#### What the exercise asks:
Your task is to print all of the data word for word.

Excerpt from a dataset:
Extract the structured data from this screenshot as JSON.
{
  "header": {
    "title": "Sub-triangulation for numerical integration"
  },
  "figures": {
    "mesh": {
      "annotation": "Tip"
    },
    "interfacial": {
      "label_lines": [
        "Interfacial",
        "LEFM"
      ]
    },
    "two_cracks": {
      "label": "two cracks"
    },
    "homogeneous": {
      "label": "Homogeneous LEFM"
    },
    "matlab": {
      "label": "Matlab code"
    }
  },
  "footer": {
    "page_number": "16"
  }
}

#### Answer to this task:
Extract the structured data from this screenshot as JSON.
{
  "header": {
    "title": "Sub-triangulation for numerical integration"
  },
  "figures": {
    "mesh": {
      "annotation": "Tip"
    },
    "interfacial": {
      "label_lines": [
        "Interfacial",
        "LEFM"
      ]
    },
    "two_cracks": {
      "label": "two cracks"
    },
    "homogeneous": {
      "label": "Homogeneous LEFM"
    },
    "matlab": {
      "label": "Matlab code"
    }
  },
  "footer": {
    "page_number": "16"
  }
}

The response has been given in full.